- **Exercise**
Repeat the entries below exactly as they appear, with no pictures.

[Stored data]
········

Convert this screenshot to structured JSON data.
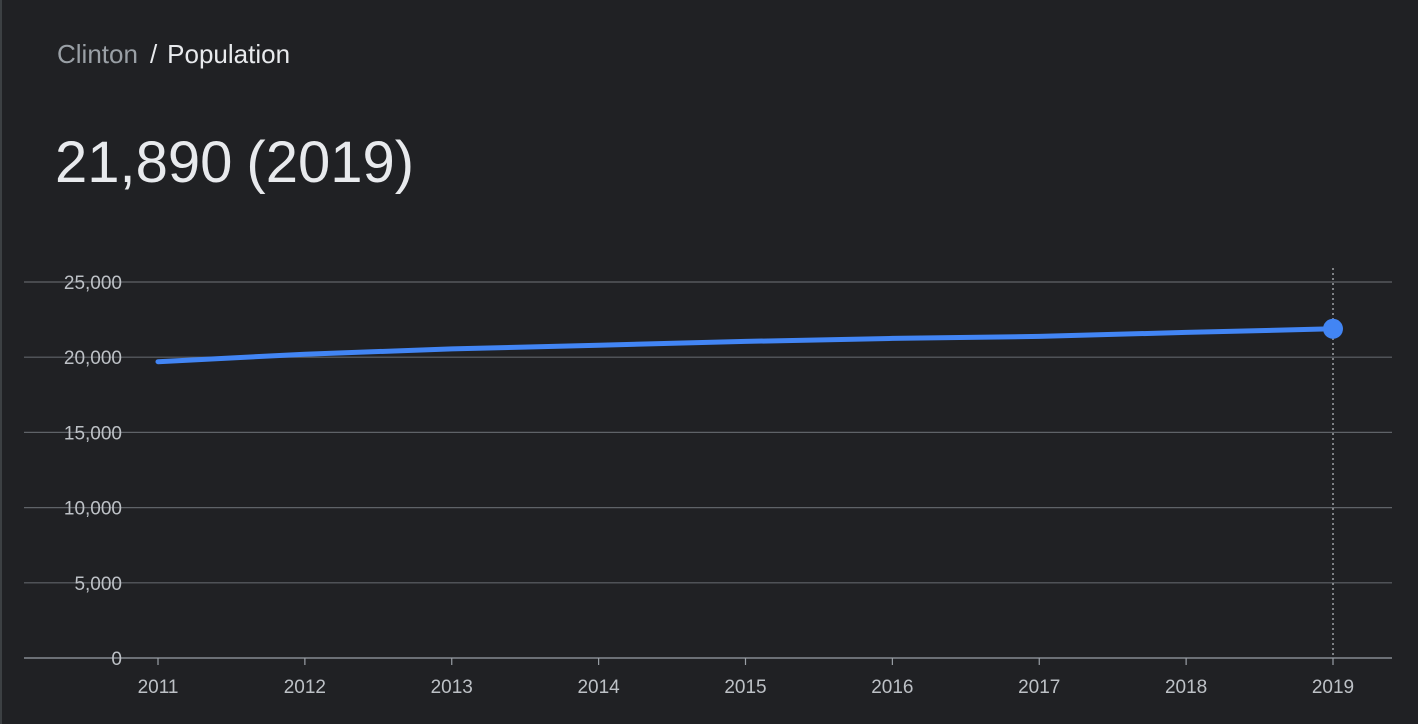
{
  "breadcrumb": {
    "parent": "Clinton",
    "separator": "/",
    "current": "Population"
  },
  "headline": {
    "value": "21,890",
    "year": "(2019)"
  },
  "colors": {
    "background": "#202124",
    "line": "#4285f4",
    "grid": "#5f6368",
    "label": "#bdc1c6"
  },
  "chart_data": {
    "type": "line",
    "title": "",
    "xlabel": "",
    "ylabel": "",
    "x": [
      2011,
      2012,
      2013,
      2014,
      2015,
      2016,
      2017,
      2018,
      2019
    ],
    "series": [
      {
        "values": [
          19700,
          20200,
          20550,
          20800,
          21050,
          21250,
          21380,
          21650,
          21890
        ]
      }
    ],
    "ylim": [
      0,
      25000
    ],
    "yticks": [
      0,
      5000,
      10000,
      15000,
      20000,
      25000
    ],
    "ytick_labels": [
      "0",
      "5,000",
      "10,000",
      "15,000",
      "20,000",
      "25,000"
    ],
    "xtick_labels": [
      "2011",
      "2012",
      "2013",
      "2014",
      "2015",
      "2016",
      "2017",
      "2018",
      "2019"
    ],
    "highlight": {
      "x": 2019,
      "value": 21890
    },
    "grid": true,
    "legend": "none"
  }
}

········

- **Solution to this problem**
Convert this screenshot to structured JSON data.
{
  "breadcrumb": {
    "parent": "Clinton",
    "separator": "/",
    "current": "Population"
  },
  "headline": {
    "value": "21,890",
    "year": "(2019)"
  },
  "colors": {
    "background": "#202124",
    "line": "#4285f4",
    "grid": "#5f6368",
    "label": "#bdc1c6"
  },
  "chart_data": {
    "type": "line",
    "title": "",
    "xlabel": "",
    "ylabel": "",
    "x": [
      2011,
      2012,
      2013,
      2014,
      2015,
      2016,
      2017,
      2018,
      2019
    ],
    "series": [
      {
        "values": [
          19700,
          20200,
          20550,
          20800,
          21050,
          21250,
          21380,
          21650,
          21890
        ]
      }
    ],
    "ylim": [
      0,
      25000
    ],
    "yticks": [
      0,
      5000,
      10000,
      15000,
      20000,
      25000
    ],
    "ytick_labels": [
      "0",
      "5,000",
      "10,000",
      "15,000",
      "20,000",
      "25,000"
    ],
    "xtick_labels": [
      "2011",
      "2012",
      "2013",
      "2014",
      "2015",
      "2016",
      "2017",
      "2018",
      "2019"
    ],
    "highlight": {
      "x": 2019,
      "value": 21890
    },
    "grid": true,
    "legend": "none"
  }
}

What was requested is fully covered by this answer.